## begin Exercise materials
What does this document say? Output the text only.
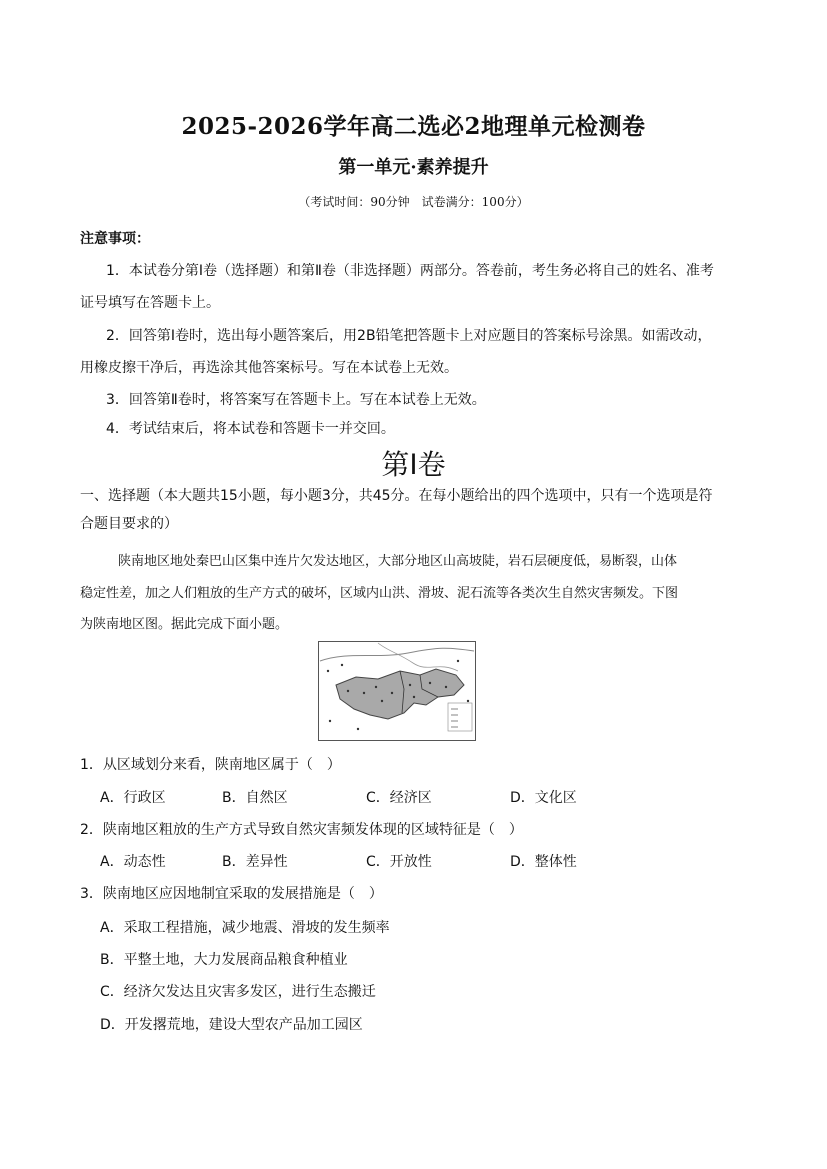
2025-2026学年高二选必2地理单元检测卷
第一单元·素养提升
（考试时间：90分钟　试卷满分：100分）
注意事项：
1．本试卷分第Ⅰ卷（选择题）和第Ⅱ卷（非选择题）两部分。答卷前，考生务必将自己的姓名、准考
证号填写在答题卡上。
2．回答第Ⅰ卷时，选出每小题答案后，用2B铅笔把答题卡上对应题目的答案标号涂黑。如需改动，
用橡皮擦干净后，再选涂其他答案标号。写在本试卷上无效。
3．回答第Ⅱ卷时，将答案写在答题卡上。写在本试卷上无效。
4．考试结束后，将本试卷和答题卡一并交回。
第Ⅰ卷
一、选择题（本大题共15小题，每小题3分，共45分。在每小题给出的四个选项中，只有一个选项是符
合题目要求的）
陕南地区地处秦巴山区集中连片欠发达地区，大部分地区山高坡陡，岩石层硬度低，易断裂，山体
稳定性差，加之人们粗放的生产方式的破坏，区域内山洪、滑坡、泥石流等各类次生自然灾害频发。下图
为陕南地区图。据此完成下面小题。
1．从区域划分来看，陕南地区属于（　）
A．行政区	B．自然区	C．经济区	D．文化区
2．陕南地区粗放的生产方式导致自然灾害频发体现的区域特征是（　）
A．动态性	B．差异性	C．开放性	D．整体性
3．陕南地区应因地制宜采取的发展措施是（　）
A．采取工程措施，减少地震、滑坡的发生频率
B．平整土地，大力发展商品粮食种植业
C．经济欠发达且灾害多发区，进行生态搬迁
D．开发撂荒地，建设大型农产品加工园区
## end Exercise materials
[Exercise description]
Copy out each line exactly, without the pictures.

[Exercise result]
What does this document say? Output the text only.
2025-2026学年高二选必2地理单元检测卷
第一单元·素养提升
（考试时间：90分钟　试卷满分：100分）
注意事项：
1．本试卷分第Ⅰ卷（选择题）和第Ⅱ卷（非选择题）两部分。答卷前，考生务必将自己的姓名、准考
证号填写在答题卡上。
2．回答第Ⅰ卷时，选出每小题答案后，用2B铅笔把答题卡上对应题目的答案标号涂黑。如需改动，
用橡皮擦干净后，再选涂其他答案标号。写在本试卷上无效。
3．回答第Ⅱ卷时，将答案写在答题卡上。写在本试卷上无效。
4．考试结束后，将本试卷和答题卡一并交回。
第Ⅰ卷
一、选择题（本大题共15小题，每小题3分，共45分。在每小题给出的四个选项中，只有一个选项是符
合题目要求的）
陕南地区地处秦巴山区集中连片欠发达地区，大部分地区山高坡陡，岩石层硬度低，易断裂，山体
稳定性差，加之人们粗放的生产方式的破坏，区域内山洪、滑坡、泥石流等各类次生自然灾害频发。下图
为陕南地区图。据此完成下面小题。
1．从区域划分来看，陕南地区属于（　）
A．行政区	B．自然区	C．经济区	D．文化区
2．陕南地区粗放的生产方式导致自然灾害频发体现的区域特征是（　）
A．动态性	B．差异性	C．开放性	D．整体性
3．陕南地区应因地制宜采取的发展措施是（　）
A．采取工程措施，减少地震、滑坡的发生频率
B．平整土地，大力发展商品粮食种植业
C．经济欠发达且灾害多发区，进行生态搬迁
D．开发撂荒地，建设大型农产品加工园区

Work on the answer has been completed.